(PROMPT) Copy the data below line for line with no changes, leaving out the picture.

(DATA SECTION)
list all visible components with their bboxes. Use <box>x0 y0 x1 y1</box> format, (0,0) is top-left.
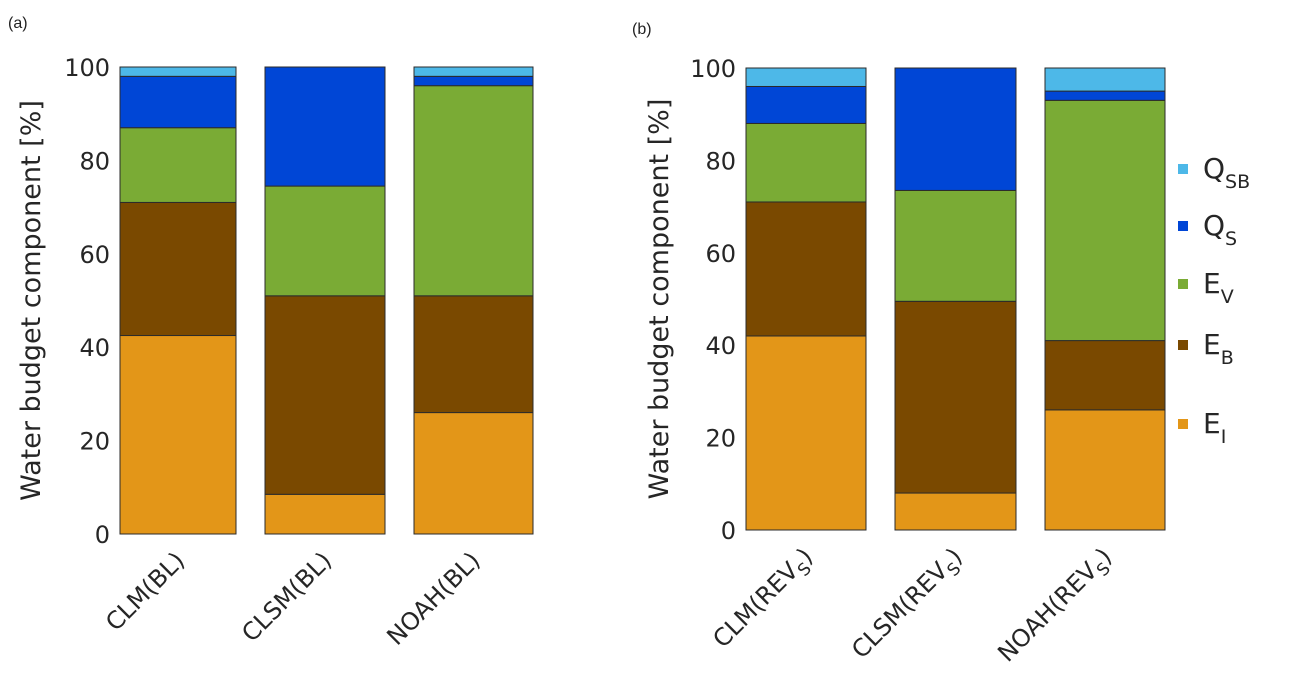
legend-swatch <box>1178 419 1188 429</box>
x-category-label: NOAH(REVS) <box>992 542 1121 671</box>
panel-label: (b) <box>632 21 652 38</box>
bar-segment-e-b <box>413 295 534 414</box>
bar-segment-e-i <box>264 493 386 535</box>
x-category-label: NOAH(BL) <box>381 546 485 650</box>
panel-a: (a) 0 20 40 60 80 100 Water budget component [%… <box>8 15 534 651</box>
legend-swatch <box>1178 340 1188 350</box>
y-tick-label: 80 <box>79 147 110 175</box>
y-tick-label: 40 <box>705 332 736 360</box>
bar-segment-e-v <box>119 127 237 203</box>
bar-segment-e-b <box>264 295 386 495</box>
panel-label: (a) <box>8 15 28 32</box>
bar-segment-q-s <box>413 75 534 87</box>
bar-segment-e-i <box>1044 409 1166 531</box>
bar-segment-e-b <box>745 201 867 337</box>
bar-segment-e-v <box>413 85 534 297</box>
bar-segment-e-b <box>1044 340 1166 411</box>
y-tick-label: 0 <box>721 517 736 545</box>
legend-label: EB <box>1203 328 1234 369</box>
bar-segment-q-s <box>264 66 386 187</box>
bar-segment-q-s <box>894 67 1017 191</box>
legend: QSB QS EV EB EI <box>1178 152 1250 448</box>
bar-segment-e-v <box>894 189 1017 302</box>
x-category-label: CLSM(REVS) <box>846 542 972 668</box>
y-tick-label: 100 <box>64 54 110 82</box>
y-tick-label: 40 <box>79 334 110 362</box>
y-tick-label: 20 <box>79 428 110 456</box>
y-tick-label: 60 <box>79 241 110 269</box>
bar-segment-q-sb <box>119 66 237 77</box>
bar-segment-e-i <box>413 412 534 535</box>
bar-segment-e-v <box>1044 99 1166 342</box>
bar-segment-q-sb <box>745 67 867 87</box>
legend-swatch <box>1178 164 1188 174</box>
legend-label: QS <box>1203 209 1237 250</box>
panel-b: (b) 0 20 40 60 80 100 Water budget component [%… <box>632 21 1166 671</box>
bar-segment-q-s <box>119 75 237 129</box>
y-tick-label: 0 <box>95 521 110 549</box>
bar-segment-e-i <box>119 335 237 535</box>
bar-segment-q-sb <box>413 66 534 77</box>
bar-segment-e-i <box>894 492 1017 531</box>
legend-swatch <box>1178 221 1188 231</box>
y-tick-label: 80 <box>705 147 736 175</box>
legend-label: EI <box>1203 407 1226 448</box>
y-tick-label: 100 <box>690 55 736 83</box>
legend-label: QSB <box>1203 152 1250 193</box>
bar-segment-e-b <box>119 201 237 337</box>
y-axis-title: Water budget component [%] <box>644 99 675 500</box>
y-axis-title: Water budget component [%] <box>16 100 47 501</box>
bar-segment-e-v <box>745 122 867 203</box>
x-category-label: CLM(REVS) <box>707 542 822 657</box>
bar-segment-q-s <box>1044 90 1166 101</box>
bar-segment-e-b <box>894 300 1017 494</box>
legend-label: EV <box>1203 267 1234 308</box>
bar-segment-q-sb <box>1044 67 1166 92</box>
y-tick-label: 20 <box>705 425 736 453</box>
y-tick-label: 60 <box>705 240 736 268</box>
x-category-label: CLSM(BL) <box>236 546 337 647</box>
bar-segment-q-s <box>745 85 867 124</box>
legend-swatch <box>1178 279 1188 289</box>
bar-segment-e-i <box>745 335 867 531</box>
x-category-label: CLM(BL) <box>100 546 190 636</box>
bar-segment-e-v <box>264 185 386 297</box>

(IN RESPONSE)
list all visible components with their bboxes. Use <box>x0 y0 x1 y1</box> format, (0,0) is top-left.
legend-swatch <box>1178 419 1188 429</box>
x-category-label: NOAH(REVS) <box>992 542 1121 671</box>
panel-label: (b) <box>632 21 652 38</box>
bar-segment-e-b <box>413 295 534 414</box>
bar-segment-e-i <box>264 493 386 535</box>
x-category-label: NOAH(BL) <box>381 546 485 650</box>
panel-a: (a) 0 20 40 60 80 100 Water budget component [%… <box>8 15 534 651</box>
legend-swatch <box>1178 340 1188 350</box>
y-tick-label: 80 <box>79 147 110 175</box>
y-tick-label: 40 <box>705 332 736 360</box>
bar-segment-e-v <box>119 127 237 203</box>
bar-segment-e-b <box>264 295 386 495</box>
panel-label: (a) <box>8 15 28 32</box>
bar-segment-q-s <box>413 75 534 87</box>
bar-segment-e-i <box>1044 409 1166 531</box>
bar-segment-e-b <box>745 201 867 337</box>
bar-segment-e-v <box>413 85 534 297</box>
bar-segment-e-b <box>1044 340 1166 411</box>
y-tick-label: 0 <box>721 517 736 545</box>
legend-label: EB <box>1203 328 1234 369</box>
bar-segment-q-s <box>264 66 386 187</box>
bar-segment-q-s <box>894 67 1017 191</box>
legend: QSB QS EV EB EI <box>1178 152 1250 448</box>
bar-segment-e-v <box>894 189 1017 302</box>
x-category-label: CLSM(REVS) <box>846 542 972 668</box>
y-tick-label: 100 <box>64 54 110 82</box>
y-tick-label: 40 <box>79 334 110 362</box>
y-tick-label: 20 <box>79 428 110 456</box>
y-tick-label: 60 <box>79 241 110 269</box>
bar-segment-q-sb <box>119 66 237 77</box>
bar-segment-e-i <box>413 412 534 535</box>
bar-segment-e-v <box>1044 99 1166 342</box>
bar-segment-q-sb <box>745 67 867 87</box>
legend-swatch <box>1178 164 1188 174</box>
legend-label: QS <box>1203 209 1237 250</box>
panel-b: (b) 0 20 40 60 80 100 Water budget component [%… <box>632 21 1166 671</box>
bar-segment-q-s <box>119 75 237 129</box>
y-tick-label: 0 <box>95 521 110 549</box>
bar-segment-e-i <box>119 335 237 535</box>
bar-segment-q-sb <box>413 66 534 77</box>
bar-segment-e-i <box>894 492 1017 531</box>
legend-swatch <box>1178 221 1188 231</box>
y-tick-label: 80 <box>705 147 736 175</box>
legend-label: EI <box>1203 407 1226 448</box>
y-tick-label: 100 <box>690 55 736 83</box>
legend-label: QSB <box>1203 152 1250 193</box>
bar-segment-e-b <box>119 201 237 337</box>
y-axis-title: Water budget component [%] <box>644 99 675 500</box>
y-axis-title: Water budget component [%] <box>16 100 47 501</box>
bar-segment-e-v <box>745 122 867 203</box>
x-category-label: CLM(REVS) <box>707 542 822 657</box>
bar-segment-q-s <box>1044 90 1166 101</box>
bar-segment-e-b <box>894 300 1017 494</box>
legend-label: EV <box>1203 267 1234 308</box>
bar-segment-q-sb <box>1044 67 1166 92</box>
y-tick-label: 20 <box>705 425 736 453</box>
y-tick-label: 60 <box>705 240 736 268</box>
x-category-label: CLSM(BL) <box>236 546 337 647</box>
bar-segment-q-s <box>745 85 867 124</box>
legend-swatch <box>1178 279 1188 289</box>
bar-segment-e-i <box>745 335 867 531</box>
x-category-label: CLM(BL) <box>100 546 190 636</box>
bar-segment-e-v <box>264 185 386 297</box>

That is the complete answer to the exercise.